Since England had no laws that defined the status of a slave, the colonies made up their own. These “slave codes” protected the property rights of the master. The codes also made sure that the white society was guarded against what was considered a strange and savage race of people. Slaves had almost no rights of their own. Some masters tried to treat slaves well. For example, George Washington freed his slaves in his will. Thomas Jefferson’s slaves lived in brick cottages. Jefferson Davis’s slaves governed themselves with slave-run trial courts. However, the extreme opposite also existed. Harsh slave owners would half-starve their slaves, working them hard, whipping them often, treating them worse than cattle, and making their lives miserable for their own amusement. When a master was cruel, the slaves had no legal protection from his brutal treatment.

Enforcement of the slave codes varied from one area to another and even from one plantation to another. Slaves who lived in cities and towns were less restricted than slaves who lived in the country. Slaves on small farms enjoyed more freedom than those on huge plantations. Even in the best of circumstances, slaves were property and could be bought, sold, lent, or rented out. Their opportunities to learn and achieve were very limited. The slaves had little personal incentive to work hard. Slavery offered little room for promotions.
Plantation slaves often had little contact with their masters. Their supervisors were drivers and overseers. Drivers were slaves who had been made into bosses by their masters, so they were in a bad situation. If a driver took it easy on the workers and the work was not done, he would be flogged. If he was too hard on the workers, then the driver made enemies among his fellow slaves. Overseers were whites who took orders from the master. A few were made managers, but most were not.
In the south, most slaves helped plant and harvest crops. The typical slave worked on a small farm with one or two other Africans, alongside the master and his family. Other slaves worked in and around the master’s house instead of out in the fields. In southern towns and cities, blacks served as messengers, house servants, and craftsmen.
In the north, farming was not as important to the economy as it was in the south. Therefore, black slaves worked in a wider variety of jobs. They provided skilled and unskilled labor in homes, ships, factories, and shipyards.

■ **DIRECTIONS FOR THIS TASK**: Return, word for word, the stretch of the passage on slave codes from "Plantation slaves often" through "servants, and craftsmen.".

■ **STORED RECORDS**:
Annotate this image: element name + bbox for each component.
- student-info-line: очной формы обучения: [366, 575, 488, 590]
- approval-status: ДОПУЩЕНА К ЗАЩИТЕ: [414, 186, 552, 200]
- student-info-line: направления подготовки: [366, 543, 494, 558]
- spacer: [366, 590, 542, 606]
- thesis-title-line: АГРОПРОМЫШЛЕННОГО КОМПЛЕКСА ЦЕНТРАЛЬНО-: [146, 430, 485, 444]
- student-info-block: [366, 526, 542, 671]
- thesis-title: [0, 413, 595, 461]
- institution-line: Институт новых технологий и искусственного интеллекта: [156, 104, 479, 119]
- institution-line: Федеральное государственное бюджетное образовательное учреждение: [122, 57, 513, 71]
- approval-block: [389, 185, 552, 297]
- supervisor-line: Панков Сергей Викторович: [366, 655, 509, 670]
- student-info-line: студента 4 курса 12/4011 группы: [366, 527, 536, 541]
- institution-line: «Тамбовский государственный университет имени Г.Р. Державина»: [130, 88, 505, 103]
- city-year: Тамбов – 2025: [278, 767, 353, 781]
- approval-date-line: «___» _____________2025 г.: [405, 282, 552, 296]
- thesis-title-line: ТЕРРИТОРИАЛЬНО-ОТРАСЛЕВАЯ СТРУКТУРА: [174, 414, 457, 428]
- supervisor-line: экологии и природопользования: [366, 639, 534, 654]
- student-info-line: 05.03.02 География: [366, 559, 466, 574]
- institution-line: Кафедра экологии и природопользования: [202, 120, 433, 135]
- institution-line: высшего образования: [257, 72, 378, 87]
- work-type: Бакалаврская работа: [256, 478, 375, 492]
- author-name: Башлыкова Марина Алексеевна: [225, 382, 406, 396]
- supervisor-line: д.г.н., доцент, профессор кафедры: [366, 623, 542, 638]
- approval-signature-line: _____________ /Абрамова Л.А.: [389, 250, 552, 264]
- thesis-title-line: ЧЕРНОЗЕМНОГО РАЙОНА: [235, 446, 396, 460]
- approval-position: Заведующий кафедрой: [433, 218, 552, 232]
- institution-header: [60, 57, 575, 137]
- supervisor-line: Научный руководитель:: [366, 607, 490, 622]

■ **OUTPUT**:
Plantation slaves often had little contact with their masters. Their supervisors were drivers and overseers. Drivers were slaves who had been made into bosses by their masters, so they were in a bad situation. If a driver took it easy on the workers and the work was not done, he would be flogged. If he was too hard on the workers, then the driver made enemies among his fellow slaves. Overseers were whites who took orders from the master. A few were made managers, but most were not.
In the south, most slaves helped plant and harvest crops. The typical slave worked on a small farm with one or two other Africans, alongside the master and his family. Other slaves worked in and around the master’s house instead of out in the fields. In southern towns and cities, blacks served as messengers, house servants, and craftsmen.